■ What this task involves ■
Without changing a character, return the entries, but not the images they hold.

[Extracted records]
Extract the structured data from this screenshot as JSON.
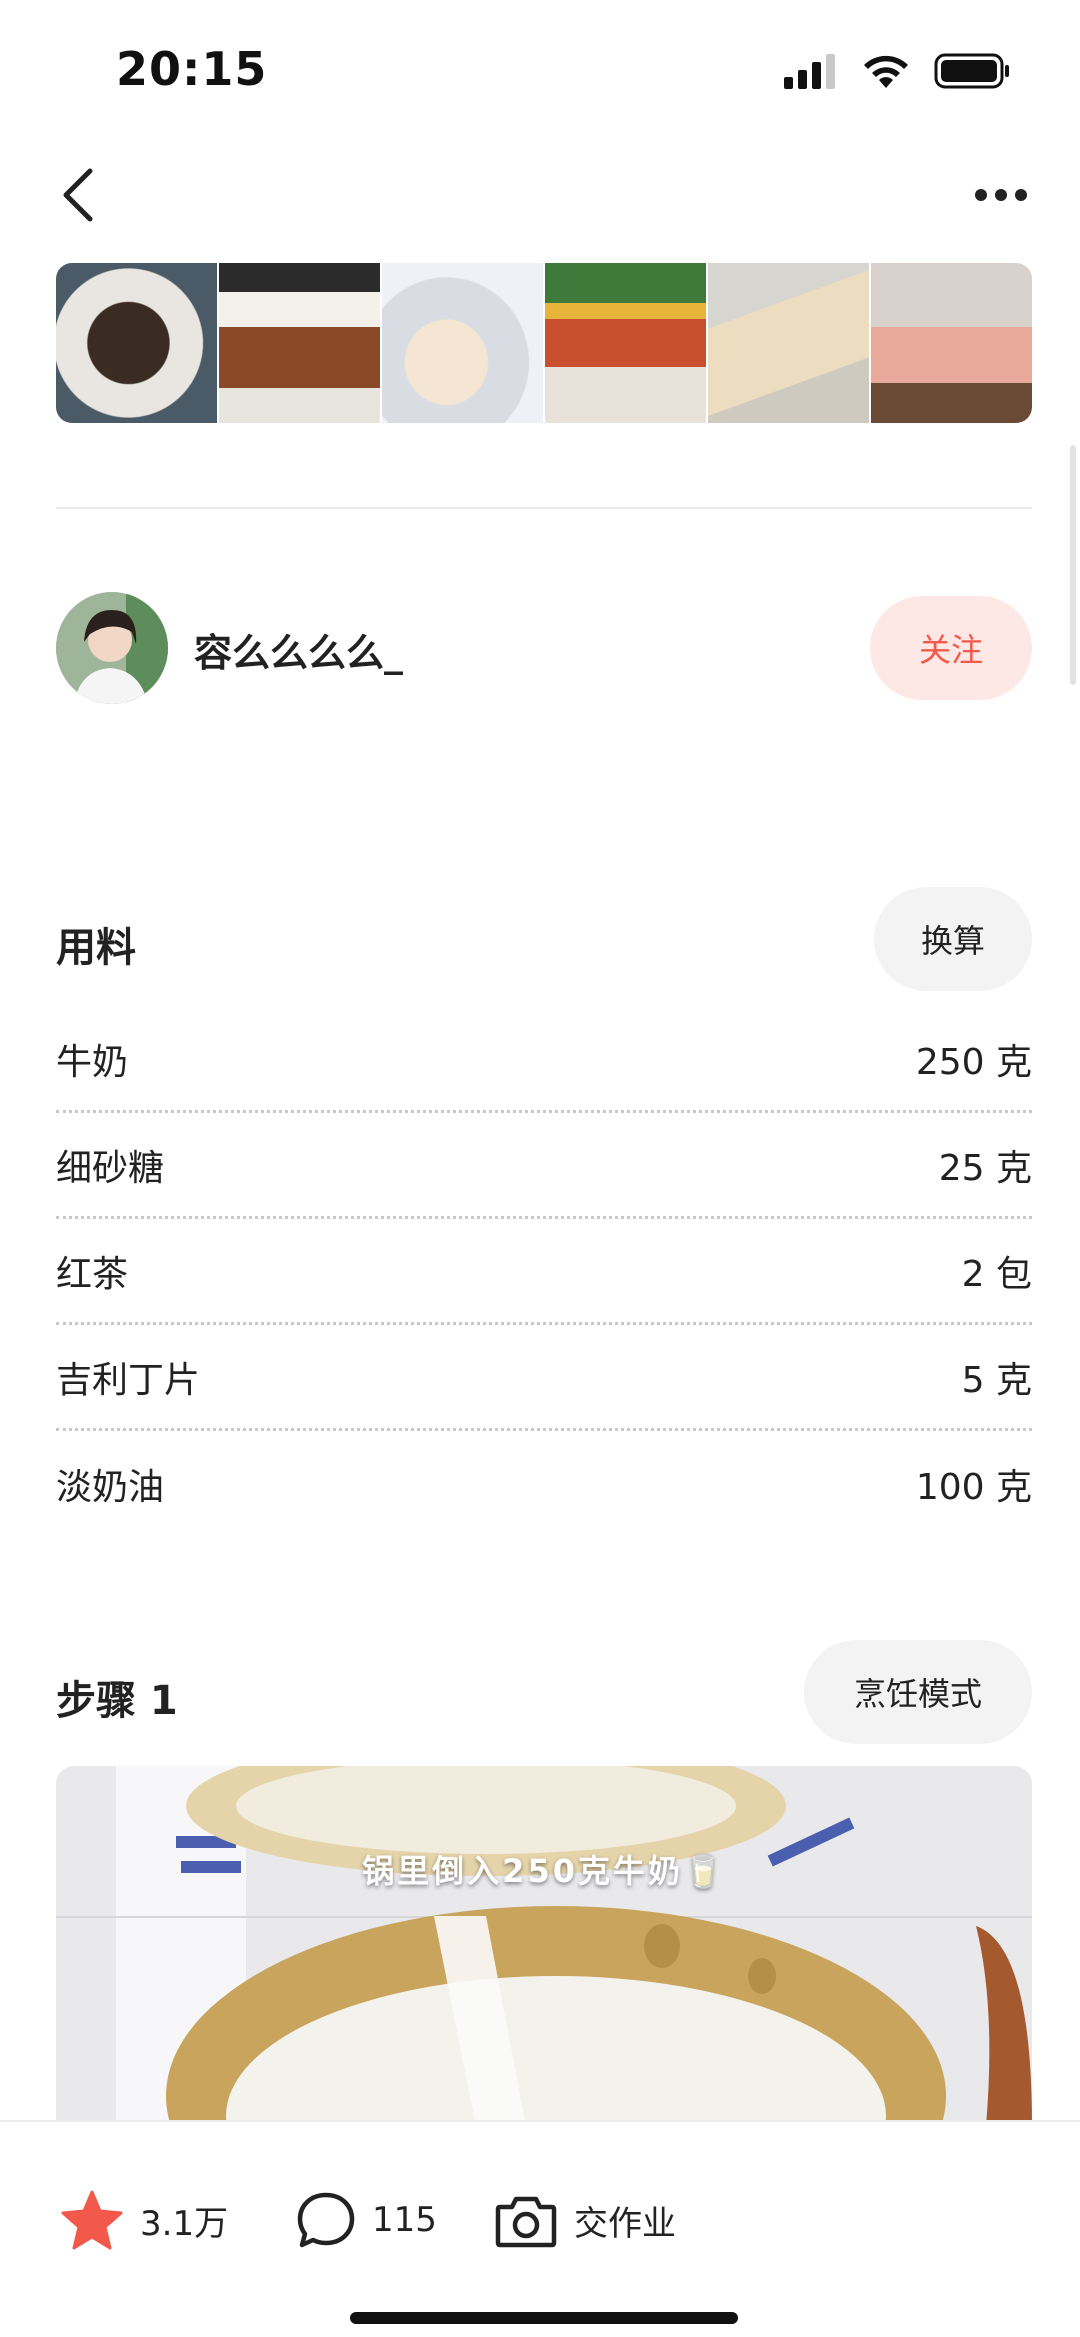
{
  "status_bar": {
    "time": "20:15"
  },
  "nav": {
    "back_icon": "chevron-left-icon",
    "more_icon": "more-dots-icon"
  },
  "thumbnails": [
    {
      "icon": "photo-oreo-mix"
    },
    {
      "icon": "photo-milk-tea-cups"
    },
    {
      "icon": "photo-pudding-bowl"
    },
    {
      "icon": "photo-table-sunflowers"
    },
    {
      "icon": "photo-tofu-pudding"
    },
    {
      "icon": "photo-dessert-cups"
    }
  ],
  "author": {
    "name": "容么么么么_",
    "follow_label": "关注"
  },
  "ingredients_section": {
    "title": "用料",
    "convert_label": "换算",
    "items": [
      {
        "name": "牛奶",
        "amount": "250 克"
      },
      {
        "name": "细砂糖",
        "amount": "25 克"
      },
      {
        "name": "红茶",
        "amount": "2 包"
      },
      {
        "name": "吉利丁片",
        "amount": "5 克"
      },
      {
        "name": "淡奶油",
        "amount": "100 克"
      }
    ]
  },
  "step": {
    "title": "步骤 1",
    "mode_label": "烹饪模式",
    "image_caption": "锅里倒入250克牛奶🥛"
  },
  "bottom_bar": {
    "favorite_count": "3.1万",
    "comment_count": "115",
    "homework_label": "交作业"
  },
  "colors": {
    "accent": "#f2594b",
    "follow_bg": "#fde8e6",
    "pill_bg": "#f3f3f3"
  }
}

■ Finished exercise ■
Extract the structured data from this screenshot as JSON.
{
  "status_bar": {
    "time": "20:15"
  },
  "nav": {
    "back_icon": "chevron-left-icon",
    "more_icon": "more-dots-icon"
  },
  "thumbnails": [
    {
      "icon": "photo-oreo-mix"
    },
    {
      "icon": "photo-milk-tea-cups"
    },
    {
      "icon": "photo-pudding-bowl"
    },
    {
      "icon": "photo-table-sunflowers"
    },
    {
      "icon": "photo-tofu-pudding"
    },
    {
      "icon": "photo-dessert-cups"
    }
  ],
  "author": {
    "name": "容么么么么_",
    "follow_label": "关注"
  },
  "ingredients_section": {
    "title": "用料",
    "convert_label": "换算",
    "items": [
      {
        "name": "牛奶",
        "amount": "250 克"
      },
      {
        "name": "细砂糖",
        "amount": "25 克"
      },
      {
        "name": "红茶",
        "amount": "2 包"
      },
      {
        "name": "吉利丁片",
        "amount": "5 克"
      },
      {
        "name": "淡奶油",
        "amount": "100 克"
      }
    ]
  },
  "step": {
    "title": "步骤 1",
    "mode_label": "烹饪模式",
    "image_caption": "锅里倒入250克牛奶🥛"
  },
  "bottom_bar": {
    "favorite_count": "3.1万",
    "comment_count": "115",
    "homework_label": "交作业"
  },
  "colors": {
    "accent": "#f2594b",
    "follow_bg": "#fde8e6",
    "pill_bg": "#f3f3f3"
  }
}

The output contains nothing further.